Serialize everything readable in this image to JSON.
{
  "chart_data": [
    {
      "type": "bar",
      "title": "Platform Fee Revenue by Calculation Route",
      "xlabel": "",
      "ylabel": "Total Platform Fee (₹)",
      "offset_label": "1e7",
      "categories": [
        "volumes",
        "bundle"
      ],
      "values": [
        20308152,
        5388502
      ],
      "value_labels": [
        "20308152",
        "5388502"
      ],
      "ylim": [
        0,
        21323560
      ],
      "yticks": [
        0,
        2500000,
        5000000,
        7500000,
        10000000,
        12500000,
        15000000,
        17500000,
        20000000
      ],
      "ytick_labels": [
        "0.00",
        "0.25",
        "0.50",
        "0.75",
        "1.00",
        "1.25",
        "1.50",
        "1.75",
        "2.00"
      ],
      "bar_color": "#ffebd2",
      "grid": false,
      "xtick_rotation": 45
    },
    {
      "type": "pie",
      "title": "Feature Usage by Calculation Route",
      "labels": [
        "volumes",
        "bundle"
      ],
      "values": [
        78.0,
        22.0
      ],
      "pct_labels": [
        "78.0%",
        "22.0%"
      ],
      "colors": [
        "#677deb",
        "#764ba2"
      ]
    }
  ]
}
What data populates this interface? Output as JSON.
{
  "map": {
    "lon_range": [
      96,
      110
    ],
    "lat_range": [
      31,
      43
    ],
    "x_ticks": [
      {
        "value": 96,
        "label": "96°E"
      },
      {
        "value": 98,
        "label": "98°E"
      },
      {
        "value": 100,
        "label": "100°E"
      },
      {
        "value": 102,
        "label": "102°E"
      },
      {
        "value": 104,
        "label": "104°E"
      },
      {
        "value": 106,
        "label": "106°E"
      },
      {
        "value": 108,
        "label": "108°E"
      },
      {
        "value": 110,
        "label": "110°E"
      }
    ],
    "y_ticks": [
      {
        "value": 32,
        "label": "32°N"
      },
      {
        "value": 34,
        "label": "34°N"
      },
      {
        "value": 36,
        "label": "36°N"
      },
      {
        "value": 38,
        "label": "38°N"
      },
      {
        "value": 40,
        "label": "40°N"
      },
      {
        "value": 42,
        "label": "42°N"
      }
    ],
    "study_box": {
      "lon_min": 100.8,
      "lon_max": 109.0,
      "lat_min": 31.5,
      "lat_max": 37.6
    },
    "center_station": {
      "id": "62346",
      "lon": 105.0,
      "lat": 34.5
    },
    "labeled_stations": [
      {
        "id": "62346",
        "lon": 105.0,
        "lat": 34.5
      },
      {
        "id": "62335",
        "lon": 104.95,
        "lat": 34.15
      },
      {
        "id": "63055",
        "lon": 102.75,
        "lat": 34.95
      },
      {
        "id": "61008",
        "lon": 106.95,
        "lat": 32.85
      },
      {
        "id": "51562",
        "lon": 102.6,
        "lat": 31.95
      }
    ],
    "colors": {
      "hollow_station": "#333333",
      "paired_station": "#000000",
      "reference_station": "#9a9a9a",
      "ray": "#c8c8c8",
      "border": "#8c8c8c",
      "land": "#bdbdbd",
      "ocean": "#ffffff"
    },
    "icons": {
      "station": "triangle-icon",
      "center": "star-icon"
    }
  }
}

+--

■ Short exercise
Using the data above, output each line exactly.

■ Task solution
Serialize everything readable in this image to JSON.
{
  "chart_data": [
    {
      "type": "bar",
      "title": "Platform Fee Revenue by Calculation Route",
      "xlabel": "",
      "ylabel": "Total Platform Fee (₹)",
      "offset_label": "1e7",
      "categories": [
        "volumes",
        "bundle"
      ],
      "values": [
        20308152,
        5388502
      ],
      "value_labels": [
        "20308152",
        "5388502"
      ],
      "ylim": [
        0,
        21323560
      ],
      "yticks": [
        0,
        2500000,
        5000000,
        7500000,
        10000000,
        12500000,
        15000000,
        17500000,
        20000000
      ],
      "ytick_labels": [
        "0.00",
        "0.25",
        "0.50",
        "0.75",
        "1.00",
        "1.25",
        "1.50",
        "1.75",
        "2.00"
      ],
      "bar_color": "#ffebd2",
      "grid": false,
      "xtick_rotation": 45
    },
    {
      "type": "pie",
      "title": "Feature Usage by Calculation Route",
      "labels": [
        "volumes",
        "bundle"
      ],
      "values": [
        78.0,
        22.0
      ],
      "pct_labels": [
        "78.0%",
        "22.0%"
      ],
      "colors": [
        "#677deb",
        "#764ba2"
      ]
    }
  ]
}
What data populates this interface? Output as JSON.
{
  "map": {
    "lon_range": [
      96,
      110
    ],
    "lat_range": [
      31,
      43
    ],
    "x_ticks": [
      {
        "value": 96,
        "label": "96°E"
      },
      {
        "value": 98,
        "label": "98°E"
      },
      {
        "value": 100,
        "label": "100°E"
      },
      {
        "value": 102,
        "label": "102°E"
      },
      {
        "value": 104,
        "label": "104°E"
      },
      {
        "value": 106,
        "label": "106°E"
      },
      {
        "value": 108,
        "label": "108°E"
      },
      {
        "value": 110,
        "label": "110°E"
      }
    ],
    "y_ticks": [
      {
        "value": 32,
        "label": "32°N"
      },
      {
        "value": 34,
        "label": "34°N"
      },
      {
        "value": 36,
        "label": "36°N"
      },
      {
        "value": 38,
        "label": "38°N"
      },
      {
        "value": 40,
        "label": "40°N"
      },
      {
        "value": 42,
        "label": "42°N"
      }
    ],
    "study_box": {
      "lon_min": 100.8,
      "lon_max": 109.0,
      "lat_min": 31.5,
      "lat_max": 37.6
    },
    "center_station": {
      "id": "62346",
      "lon": 105.0,
      "lat": 34.5
    },
    "labeled_stations": [
      {
        "id": "62346",
        "lon": 105.0,
        "lat": 34.5
      },
      {
        "id": "62335",
        "lon": 104.95,
        "lat": 34.15
      },
      {
        "id": "63055",
        "lon": 102.75,
        "lat": 34.95
      },
      {
        "id": "61008",
        "lon": 106.95,
        "lat": 32.85
      },
      {
        "id": "51562",
        "lon": 102.6,
        "lat": 31.95
      }
    ],
    "colors": {
      "hollow_station": "#333333",
      "paired_station": "#000000",
      "reference_station": "#9a9a9a",
      "ray": "#c8c8c8",
      "border": "#8c8c8c",
      "land": "#bdbdbd",
      "ocean": "#ffffff"
    },
    "icons": {
      "station": "triangle-icon",
      "center": "star-icon"
    }
  }
}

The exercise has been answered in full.